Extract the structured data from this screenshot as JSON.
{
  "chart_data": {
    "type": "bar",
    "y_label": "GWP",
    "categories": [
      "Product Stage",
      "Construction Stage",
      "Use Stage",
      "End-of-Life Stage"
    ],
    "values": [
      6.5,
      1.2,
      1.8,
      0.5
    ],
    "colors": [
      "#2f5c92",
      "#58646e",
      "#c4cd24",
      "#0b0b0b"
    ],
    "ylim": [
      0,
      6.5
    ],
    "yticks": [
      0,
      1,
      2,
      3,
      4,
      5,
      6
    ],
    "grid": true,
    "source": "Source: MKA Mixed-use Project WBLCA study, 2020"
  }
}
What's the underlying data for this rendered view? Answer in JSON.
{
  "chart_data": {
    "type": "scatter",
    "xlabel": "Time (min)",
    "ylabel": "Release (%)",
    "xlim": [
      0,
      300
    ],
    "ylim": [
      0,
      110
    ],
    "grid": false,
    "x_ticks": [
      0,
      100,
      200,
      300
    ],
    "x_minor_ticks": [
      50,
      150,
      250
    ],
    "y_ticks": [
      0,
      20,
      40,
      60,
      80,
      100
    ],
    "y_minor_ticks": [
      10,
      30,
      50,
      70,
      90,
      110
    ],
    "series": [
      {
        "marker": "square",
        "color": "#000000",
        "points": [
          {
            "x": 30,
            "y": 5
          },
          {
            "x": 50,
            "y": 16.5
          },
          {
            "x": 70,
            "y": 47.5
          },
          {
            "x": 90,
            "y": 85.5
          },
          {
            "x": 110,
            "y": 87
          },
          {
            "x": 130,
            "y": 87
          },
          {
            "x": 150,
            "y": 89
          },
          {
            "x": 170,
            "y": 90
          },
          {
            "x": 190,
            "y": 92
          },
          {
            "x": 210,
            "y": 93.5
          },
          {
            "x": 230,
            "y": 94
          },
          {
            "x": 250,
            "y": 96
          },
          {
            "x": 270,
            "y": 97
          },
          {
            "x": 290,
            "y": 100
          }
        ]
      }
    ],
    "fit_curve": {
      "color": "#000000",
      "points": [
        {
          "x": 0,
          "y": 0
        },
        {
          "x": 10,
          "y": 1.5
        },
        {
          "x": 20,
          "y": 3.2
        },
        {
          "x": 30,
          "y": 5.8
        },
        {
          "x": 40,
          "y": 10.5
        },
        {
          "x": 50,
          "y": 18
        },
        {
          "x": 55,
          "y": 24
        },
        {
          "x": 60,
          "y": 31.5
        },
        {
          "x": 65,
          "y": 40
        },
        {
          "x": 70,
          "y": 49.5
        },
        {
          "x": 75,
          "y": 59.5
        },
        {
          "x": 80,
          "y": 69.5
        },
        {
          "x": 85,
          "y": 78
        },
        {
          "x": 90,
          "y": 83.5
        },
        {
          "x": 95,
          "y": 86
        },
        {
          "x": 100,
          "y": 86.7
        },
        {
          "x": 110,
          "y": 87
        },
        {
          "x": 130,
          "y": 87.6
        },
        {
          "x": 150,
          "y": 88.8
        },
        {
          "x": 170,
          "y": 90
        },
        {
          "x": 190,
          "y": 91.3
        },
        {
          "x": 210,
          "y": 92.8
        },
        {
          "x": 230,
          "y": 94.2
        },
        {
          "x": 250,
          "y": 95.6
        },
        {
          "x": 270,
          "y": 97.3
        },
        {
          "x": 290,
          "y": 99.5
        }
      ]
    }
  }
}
==========
• [TASK BRIEF]:
Restate the listing in full, word for word.

• [RESPONSE TO THE TASK]:
Extract the structured data from this screenshot as JSON.
{
  "chart_data": {
    "type": "bar",
    "y_label": "GWP",
    "categories": [
      "Product Stage",
      "Construction Stage",
      "Use Stage",
      "End-of-Life Stage"
    ],
    "values": [
      6.5,
      1.2,
      1.8,
      0.5
    ],
    "colors": [
      "#2f5c92",
      "#58646e",
      "#c4cd24",
      "#0b0b0b"
    ],
    "ylim": [
      0,
      6.5
    ],
    "yticks": [
      0,
      1,
      2,
      3,
      4,
      5,
      6
    ],
    "grid": true,
    "source": "Source: MKA Mixed-use Project WBLCA study, 2020"
  }
}
What's the underlying data for this rendered view? Answer in JSON.
{
  "chart_data": {
    "type": "scatter",
    "xlabel": "Time (min)",
    "ylabel": "Release (%)",
    "xlim": [
      0,
      300
    ],
    "ylim": [
      0,
      110
    ],
    "grid": false,
    "x_ticks": [
      0,
      100,
      200,
      300
    ],
    "x_minor_ticks": [
      50,
      150,
      250
    ],
    "y_ticks": [
      0,
      20,
      40,
      60,
      80,
      100
    ],
    "y_minor_ticks": [
      10,
      30,
      50,
      70,
      90,
      110
    ],
    "series": [
      {
        "marker": "square",
        "color": "#000000",
        "points": [
          {
            "x": 30,
            "y": 5
          },
          {
            "x": 50,
            "y": 16.5
          },
          {
            "x": 70,
            "y": 47.5
          },
          {
            "x": 90,
            "y": 85.5
          },
          {
            "x": 110,
            "y": 87
          },
          {
            "x": 130,
            "y": 87
          },
          {
            "x": 150,
            "y": 89
          },
          {
            "x": 170,
            "y": 90
          },
          {
            "x": 190,
            "y": 92
          },
          {
            "x": 210,
            "y": 93.5
          },
          {
            "x": 230,
            "y": 94
          },
          {
            "x": 250,
            "y": 96
          },
          {
            "x": 270,
            "y": 97
          },
          {
            "x": 290,
            "y": 100
          }
        ]
      }
    ],
    "fit_curve": {
      "color": "#000000",
      "points": [
        {
          "x": 0,
          "y": 0
        },
        {
          "x": 10,
          "y": 1.5
        },
        {
          "x": 20,
          "y": 3.2
        },
        {
          "x": 30,
          "y": 5.8
        },
        {
          "x": 40,
          "y": 10.5
        },
        {
          "x": 50,
          "y": 18
        },
        {
          "x": 55,
          "y": 24
        },
        {
          "x": 60,
          "y": 31.5
        },
        {
          "x": 65,
          "y": 40
        },
        {
          "x": 70,
          "y": 49.5
        },
        {
          "x": 75,
          "y": 59.5
        },
        {
          "x": 80,
          "y": 69.5
        },
        {
          "x": 85,
          "y": 78
        },
        {
          "x": 90,
          "y": 83.5
        },
        {
          "x": 95,
          "y": 86
        },
        {
          "x": 100,
          "y": 86.7
        },
        {
          "x": 110,
          "y": 87
        },
        {
          "x": 130,
          "y": 87.6
        },
        {
          "x": 150,
          "y": 88.8
        },
        {
          "x": 170,
          "y": 90
        },
        {
          "x": 190,
          "y": 91.3
        },
        {
          "x": 210,
          "y": 92.8
        },
        {
          "x": 230,
          "y": 94.2
        },
        {
          "x": 250,
          "y": 95.6
        },
        {
          "x": 270,
          "y": 97.3
        },
        {
          "x": 290,
          "y": 99.5
        }
      ]
    }
  }
}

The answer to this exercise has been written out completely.